● **Given problem**:
Repeat the data verbatim.

● **Data shown**:
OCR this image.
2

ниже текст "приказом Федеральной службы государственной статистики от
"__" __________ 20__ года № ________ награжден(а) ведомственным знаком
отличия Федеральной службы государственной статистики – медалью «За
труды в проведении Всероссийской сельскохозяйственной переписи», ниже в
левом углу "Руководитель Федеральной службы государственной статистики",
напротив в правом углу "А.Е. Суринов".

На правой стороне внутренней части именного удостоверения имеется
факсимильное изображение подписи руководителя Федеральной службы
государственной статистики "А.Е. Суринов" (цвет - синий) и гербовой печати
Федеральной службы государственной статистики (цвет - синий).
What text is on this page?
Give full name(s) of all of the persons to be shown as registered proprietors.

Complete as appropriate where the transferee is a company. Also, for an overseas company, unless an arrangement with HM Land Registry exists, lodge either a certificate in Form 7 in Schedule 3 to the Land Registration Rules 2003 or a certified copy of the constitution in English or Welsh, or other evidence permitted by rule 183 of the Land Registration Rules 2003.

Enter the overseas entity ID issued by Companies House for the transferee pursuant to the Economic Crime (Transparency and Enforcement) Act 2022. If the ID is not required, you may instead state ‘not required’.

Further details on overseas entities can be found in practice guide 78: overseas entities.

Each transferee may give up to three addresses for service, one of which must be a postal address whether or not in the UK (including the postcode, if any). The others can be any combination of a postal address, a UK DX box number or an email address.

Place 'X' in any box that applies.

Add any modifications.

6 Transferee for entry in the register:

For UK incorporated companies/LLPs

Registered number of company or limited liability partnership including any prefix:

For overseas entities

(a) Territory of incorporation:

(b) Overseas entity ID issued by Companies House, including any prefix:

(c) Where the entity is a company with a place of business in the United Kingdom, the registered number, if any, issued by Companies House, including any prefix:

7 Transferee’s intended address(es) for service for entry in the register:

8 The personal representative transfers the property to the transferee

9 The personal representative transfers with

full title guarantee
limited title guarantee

● **Response**:
OCR this image.
2

ниже текст "приказом Федеральной службы государственной статистики от
"__" __________ 20__ года № ________ награжден(а) ведомственным знаком
отличия Федеральной службы государственной статистики – медалью «За
труды в проведении Всероссийской сельскохозяйственной переписи», ниже в
левом углу "Руководитель Федеральной службы государственной статистики",
напротив в правом углу "А.Е. Суринов".

На правой стороне внутренней части именного удостоверения имеется
факсимильное изображение подписи руководителя Федеральной службы
государственной статистики "А.Е. Суринов" (цвет - синий) и гербовой печати
Федеральной службы государственной статистики (цвет - синий).
What text is on this page?
Give full name(s) of all of the persons to be shown as registered proprietors.

Complete as appropriate where the transferee is a company. Also, for an overseas company, unless an arrangement with HM Land Registry exists, lodge either a certificate in Form 7 in Schedule 3 to the Land Registration Rules 2003 or a certified copy of the constitution in English or Welsh, or other evidence permitted by rule 183 of the Land Registration Rules 2003.

Enter the overseas entity ID issued by Companies House for the transferee pursuant to the Economic Crime (Transparency and Enforcement) Act 2022. If the ID is not required, you may instead state ‘not required’.

Further details on overseas entities can be found in practice guide 78: overseas entities.

Each transferee may give up to three addresses for service, one of which must be a postal address whether or not in the UK (including the postcode, if any). The others can be any combination of a postal address, a UK DX box number or an email address.

Place 'X' in any box that applies.

Add any modifications.

6 Transferee for entry in the register:

For UK incorporated companies/LLPs

Registered number of company or limited liability partnership including any prefix:

For overseas entities

(a) Territory of incorporation:

(b) Overseas entity ID issued by Companies House, including any prefix:

(c) Where the entity is a company with a place of business in the United Kingdom, the registered number, if any, issued by Companies House, including any prefix:

7 Transferee’s intended address(es) for service for entry in the register:

8 The personal representative transfers the property to the transferee

9 The personal representative transfers with

full title guarantee
limited title guarantee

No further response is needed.